### Materials provided
┄┄┄┄┄┄┄┄┄┄
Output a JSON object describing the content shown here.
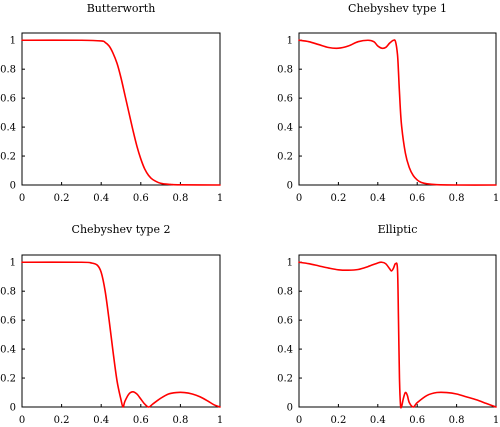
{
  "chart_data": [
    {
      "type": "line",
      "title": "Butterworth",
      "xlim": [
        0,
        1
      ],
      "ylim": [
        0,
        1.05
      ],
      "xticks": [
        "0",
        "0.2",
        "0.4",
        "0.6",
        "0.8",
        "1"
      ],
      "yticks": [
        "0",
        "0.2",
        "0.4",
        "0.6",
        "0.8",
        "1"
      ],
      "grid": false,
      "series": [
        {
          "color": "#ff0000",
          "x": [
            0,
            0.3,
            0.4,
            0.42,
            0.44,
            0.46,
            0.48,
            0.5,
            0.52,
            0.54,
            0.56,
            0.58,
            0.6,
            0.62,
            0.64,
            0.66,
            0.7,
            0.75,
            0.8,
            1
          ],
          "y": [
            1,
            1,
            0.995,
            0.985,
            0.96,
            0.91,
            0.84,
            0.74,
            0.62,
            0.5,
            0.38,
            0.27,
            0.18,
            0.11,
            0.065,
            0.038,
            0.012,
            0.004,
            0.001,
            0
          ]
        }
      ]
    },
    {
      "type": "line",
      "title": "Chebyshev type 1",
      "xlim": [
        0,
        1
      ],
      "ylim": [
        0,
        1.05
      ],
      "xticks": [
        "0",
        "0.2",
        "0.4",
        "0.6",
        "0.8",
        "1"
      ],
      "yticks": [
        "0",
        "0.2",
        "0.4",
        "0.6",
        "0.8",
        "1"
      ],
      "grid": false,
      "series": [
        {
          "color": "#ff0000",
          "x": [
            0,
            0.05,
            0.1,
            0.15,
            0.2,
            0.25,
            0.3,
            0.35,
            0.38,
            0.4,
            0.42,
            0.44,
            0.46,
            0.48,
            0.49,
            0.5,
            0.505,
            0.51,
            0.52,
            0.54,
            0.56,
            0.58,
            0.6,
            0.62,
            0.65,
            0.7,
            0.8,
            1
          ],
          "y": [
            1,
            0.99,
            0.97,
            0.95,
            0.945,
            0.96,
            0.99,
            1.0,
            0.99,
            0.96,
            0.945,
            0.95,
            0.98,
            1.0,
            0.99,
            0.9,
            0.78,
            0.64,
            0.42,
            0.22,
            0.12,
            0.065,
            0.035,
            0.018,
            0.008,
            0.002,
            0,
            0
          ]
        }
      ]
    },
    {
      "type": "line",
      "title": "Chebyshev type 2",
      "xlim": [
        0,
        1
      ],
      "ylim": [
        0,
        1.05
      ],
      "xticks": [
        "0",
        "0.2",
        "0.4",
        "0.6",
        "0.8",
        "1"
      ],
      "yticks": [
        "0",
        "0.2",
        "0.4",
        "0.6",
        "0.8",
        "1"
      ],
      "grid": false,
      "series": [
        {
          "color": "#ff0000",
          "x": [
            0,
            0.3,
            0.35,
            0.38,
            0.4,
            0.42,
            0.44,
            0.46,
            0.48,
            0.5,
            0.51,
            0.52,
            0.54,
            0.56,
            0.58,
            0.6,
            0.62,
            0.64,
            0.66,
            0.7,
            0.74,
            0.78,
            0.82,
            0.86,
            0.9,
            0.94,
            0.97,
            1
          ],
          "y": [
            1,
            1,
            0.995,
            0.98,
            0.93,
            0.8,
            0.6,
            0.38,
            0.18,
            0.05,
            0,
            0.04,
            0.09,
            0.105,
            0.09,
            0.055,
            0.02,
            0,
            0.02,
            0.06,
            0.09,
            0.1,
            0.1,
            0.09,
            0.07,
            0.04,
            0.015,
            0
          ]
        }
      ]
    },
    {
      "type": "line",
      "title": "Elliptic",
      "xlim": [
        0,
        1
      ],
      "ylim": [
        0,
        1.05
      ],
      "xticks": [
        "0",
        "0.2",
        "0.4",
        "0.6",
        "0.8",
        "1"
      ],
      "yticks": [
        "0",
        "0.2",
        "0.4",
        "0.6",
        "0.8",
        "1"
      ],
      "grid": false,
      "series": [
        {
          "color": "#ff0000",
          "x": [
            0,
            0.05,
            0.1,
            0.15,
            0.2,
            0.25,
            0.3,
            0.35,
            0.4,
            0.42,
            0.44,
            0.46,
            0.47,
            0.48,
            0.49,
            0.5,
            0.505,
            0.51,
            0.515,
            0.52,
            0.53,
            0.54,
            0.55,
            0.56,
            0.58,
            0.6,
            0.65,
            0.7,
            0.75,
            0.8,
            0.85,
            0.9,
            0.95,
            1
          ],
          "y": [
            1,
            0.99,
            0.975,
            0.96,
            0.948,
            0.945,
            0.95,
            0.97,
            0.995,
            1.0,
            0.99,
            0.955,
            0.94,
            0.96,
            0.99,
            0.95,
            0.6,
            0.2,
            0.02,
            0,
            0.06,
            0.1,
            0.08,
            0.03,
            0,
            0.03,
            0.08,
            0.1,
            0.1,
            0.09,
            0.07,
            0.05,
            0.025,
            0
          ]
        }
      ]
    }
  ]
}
┄┄┄┄┄┄┄┄┄┄
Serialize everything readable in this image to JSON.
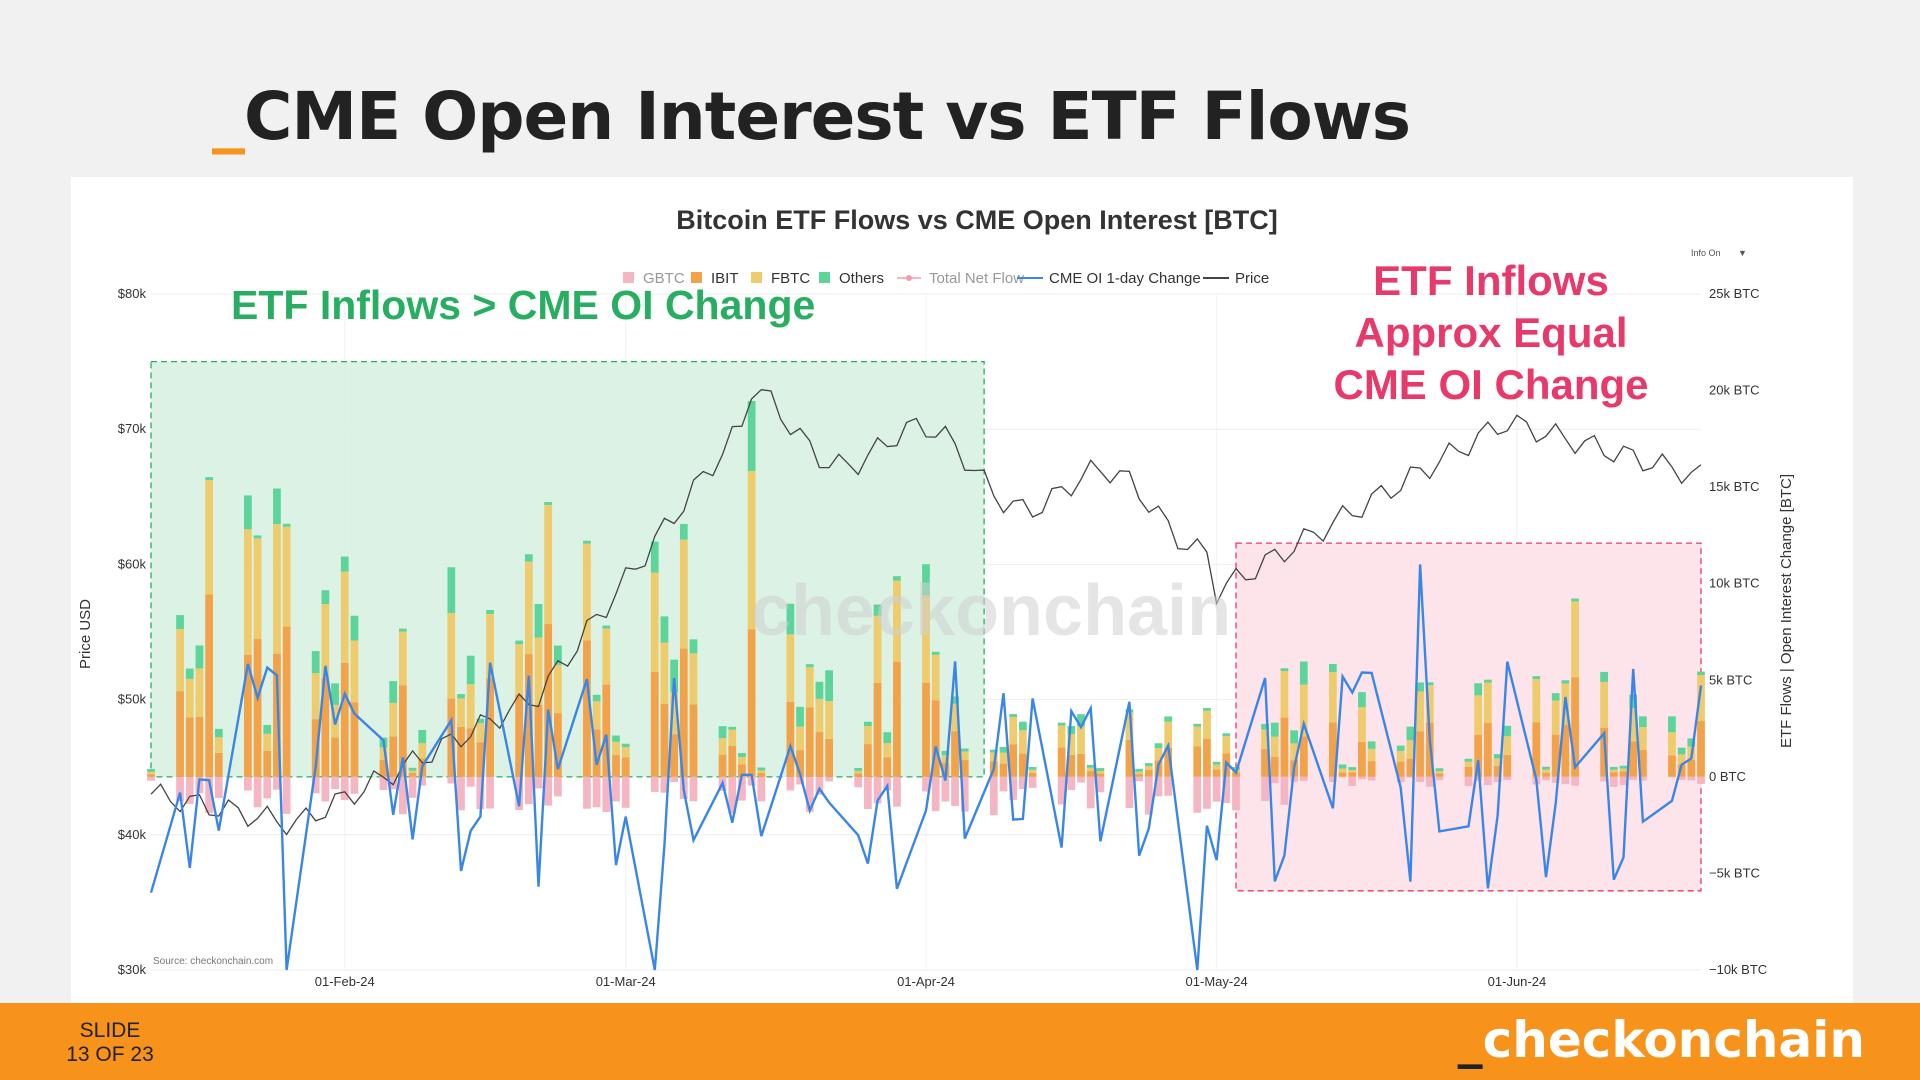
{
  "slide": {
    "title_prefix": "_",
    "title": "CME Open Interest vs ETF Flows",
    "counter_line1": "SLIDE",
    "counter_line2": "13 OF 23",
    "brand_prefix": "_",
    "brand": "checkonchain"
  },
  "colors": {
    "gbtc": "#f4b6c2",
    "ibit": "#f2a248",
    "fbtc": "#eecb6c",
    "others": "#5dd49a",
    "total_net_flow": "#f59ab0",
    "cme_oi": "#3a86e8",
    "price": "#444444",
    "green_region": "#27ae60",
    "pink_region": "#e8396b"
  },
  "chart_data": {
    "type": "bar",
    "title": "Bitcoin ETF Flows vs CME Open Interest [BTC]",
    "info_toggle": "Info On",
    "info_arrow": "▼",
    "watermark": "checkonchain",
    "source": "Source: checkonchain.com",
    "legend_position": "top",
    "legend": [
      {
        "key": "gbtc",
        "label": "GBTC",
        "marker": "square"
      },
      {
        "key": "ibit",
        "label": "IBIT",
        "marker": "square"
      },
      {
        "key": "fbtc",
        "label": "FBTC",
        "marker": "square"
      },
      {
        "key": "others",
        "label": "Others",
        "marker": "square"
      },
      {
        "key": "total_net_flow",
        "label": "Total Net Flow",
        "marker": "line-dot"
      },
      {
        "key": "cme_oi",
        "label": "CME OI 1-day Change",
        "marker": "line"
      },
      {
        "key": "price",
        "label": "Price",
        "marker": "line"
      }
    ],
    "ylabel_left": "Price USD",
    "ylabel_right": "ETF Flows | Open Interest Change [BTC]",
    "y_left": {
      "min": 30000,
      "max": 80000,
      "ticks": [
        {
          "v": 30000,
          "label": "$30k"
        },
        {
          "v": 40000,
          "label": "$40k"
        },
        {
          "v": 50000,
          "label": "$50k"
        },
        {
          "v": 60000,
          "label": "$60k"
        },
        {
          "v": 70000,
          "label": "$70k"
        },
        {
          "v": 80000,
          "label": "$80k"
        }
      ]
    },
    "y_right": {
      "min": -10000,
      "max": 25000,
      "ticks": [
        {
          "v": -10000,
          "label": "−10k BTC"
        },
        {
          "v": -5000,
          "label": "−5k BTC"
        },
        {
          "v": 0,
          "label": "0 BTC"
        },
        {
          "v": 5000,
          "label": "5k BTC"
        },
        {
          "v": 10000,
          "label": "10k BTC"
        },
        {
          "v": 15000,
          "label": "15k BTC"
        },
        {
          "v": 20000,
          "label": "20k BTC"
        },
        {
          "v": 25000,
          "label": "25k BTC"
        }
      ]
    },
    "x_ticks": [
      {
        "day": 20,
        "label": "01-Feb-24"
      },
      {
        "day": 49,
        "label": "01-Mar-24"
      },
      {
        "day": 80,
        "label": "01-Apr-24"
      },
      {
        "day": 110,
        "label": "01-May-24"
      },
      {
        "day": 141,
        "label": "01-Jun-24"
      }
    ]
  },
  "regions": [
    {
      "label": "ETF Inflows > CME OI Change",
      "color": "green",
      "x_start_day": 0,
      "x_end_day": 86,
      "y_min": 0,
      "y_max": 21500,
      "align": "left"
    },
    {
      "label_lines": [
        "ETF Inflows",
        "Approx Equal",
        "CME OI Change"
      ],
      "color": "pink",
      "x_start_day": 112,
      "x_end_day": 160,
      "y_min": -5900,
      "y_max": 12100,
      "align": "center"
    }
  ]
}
┄┄┄┄┄┄┄┄┄┄
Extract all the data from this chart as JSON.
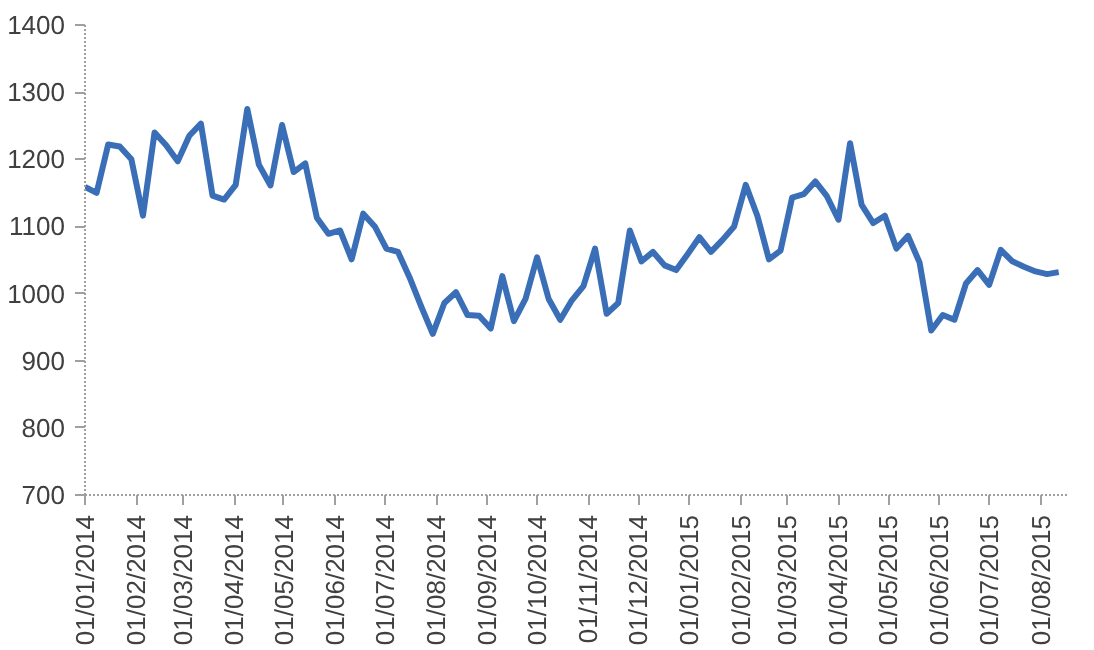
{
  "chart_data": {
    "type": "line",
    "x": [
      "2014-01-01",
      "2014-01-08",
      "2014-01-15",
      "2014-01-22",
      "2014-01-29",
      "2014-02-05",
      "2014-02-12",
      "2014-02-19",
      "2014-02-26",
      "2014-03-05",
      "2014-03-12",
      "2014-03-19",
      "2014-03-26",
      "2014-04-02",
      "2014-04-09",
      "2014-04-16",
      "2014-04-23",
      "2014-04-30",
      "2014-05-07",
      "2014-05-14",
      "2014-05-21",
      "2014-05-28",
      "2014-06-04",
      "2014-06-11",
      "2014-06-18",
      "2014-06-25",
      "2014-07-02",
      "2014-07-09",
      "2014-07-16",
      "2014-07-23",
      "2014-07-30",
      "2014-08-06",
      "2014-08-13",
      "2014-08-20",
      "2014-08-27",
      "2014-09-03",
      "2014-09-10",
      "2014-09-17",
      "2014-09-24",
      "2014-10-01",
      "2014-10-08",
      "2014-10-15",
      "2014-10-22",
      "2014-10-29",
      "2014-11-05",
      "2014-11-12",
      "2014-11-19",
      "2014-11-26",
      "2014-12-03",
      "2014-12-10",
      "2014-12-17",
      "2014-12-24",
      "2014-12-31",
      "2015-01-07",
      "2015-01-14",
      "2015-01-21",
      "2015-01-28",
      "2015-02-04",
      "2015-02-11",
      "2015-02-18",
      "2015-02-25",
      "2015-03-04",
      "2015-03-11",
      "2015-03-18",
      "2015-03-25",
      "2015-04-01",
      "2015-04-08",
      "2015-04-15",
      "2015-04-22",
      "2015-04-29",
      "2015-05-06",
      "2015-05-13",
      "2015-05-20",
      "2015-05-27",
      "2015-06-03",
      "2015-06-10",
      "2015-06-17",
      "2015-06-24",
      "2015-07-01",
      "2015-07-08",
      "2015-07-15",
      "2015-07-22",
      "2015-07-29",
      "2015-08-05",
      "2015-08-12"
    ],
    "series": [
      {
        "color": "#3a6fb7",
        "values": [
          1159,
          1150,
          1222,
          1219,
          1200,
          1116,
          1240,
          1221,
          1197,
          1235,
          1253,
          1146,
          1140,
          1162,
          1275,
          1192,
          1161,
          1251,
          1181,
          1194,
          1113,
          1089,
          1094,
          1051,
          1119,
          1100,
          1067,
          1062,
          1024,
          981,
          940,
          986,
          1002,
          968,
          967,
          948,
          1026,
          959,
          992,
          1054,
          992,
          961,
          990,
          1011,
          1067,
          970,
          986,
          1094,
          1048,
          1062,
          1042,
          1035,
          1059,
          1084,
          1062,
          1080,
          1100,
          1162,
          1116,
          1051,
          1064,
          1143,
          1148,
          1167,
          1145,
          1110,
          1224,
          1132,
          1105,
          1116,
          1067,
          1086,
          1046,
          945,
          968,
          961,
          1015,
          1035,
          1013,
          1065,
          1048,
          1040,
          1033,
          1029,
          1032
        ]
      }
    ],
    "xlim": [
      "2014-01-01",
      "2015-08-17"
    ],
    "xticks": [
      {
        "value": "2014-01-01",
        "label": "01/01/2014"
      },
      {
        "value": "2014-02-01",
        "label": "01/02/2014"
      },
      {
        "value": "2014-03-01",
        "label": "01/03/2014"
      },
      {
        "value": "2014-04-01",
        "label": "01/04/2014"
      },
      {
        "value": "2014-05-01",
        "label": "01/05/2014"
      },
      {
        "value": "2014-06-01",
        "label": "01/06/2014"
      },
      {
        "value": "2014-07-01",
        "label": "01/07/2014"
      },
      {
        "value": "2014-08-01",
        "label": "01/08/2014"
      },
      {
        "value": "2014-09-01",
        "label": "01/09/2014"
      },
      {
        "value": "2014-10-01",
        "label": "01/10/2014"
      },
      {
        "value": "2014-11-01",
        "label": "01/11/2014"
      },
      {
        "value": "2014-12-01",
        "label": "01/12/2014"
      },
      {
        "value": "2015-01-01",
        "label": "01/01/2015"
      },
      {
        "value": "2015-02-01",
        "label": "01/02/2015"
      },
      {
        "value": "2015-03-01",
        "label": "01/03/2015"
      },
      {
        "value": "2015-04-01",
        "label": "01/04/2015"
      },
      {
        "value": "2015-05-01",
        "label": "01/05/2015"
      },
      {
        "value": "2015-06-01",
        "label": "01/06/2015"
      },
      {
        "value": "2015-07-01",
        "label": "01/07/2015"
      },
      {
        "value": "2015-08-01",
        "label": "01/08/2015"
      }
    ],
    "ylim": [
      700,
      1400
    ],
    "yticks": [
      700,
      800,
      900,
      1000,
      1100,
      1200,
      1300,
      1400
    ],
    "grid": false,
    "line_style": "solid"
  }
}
┄┄┄┄┄┄┄┄┄┄
### Prompt
Gather from the data above every line with the string "Change".

### Written answer
        "label": "CME OI 1-day Change",
    "ylabel_right": "ETF Flows | Open Interest Change [BTC]",
      "label": "ETF Inflows > CME OI Change",
        "CME OI Change"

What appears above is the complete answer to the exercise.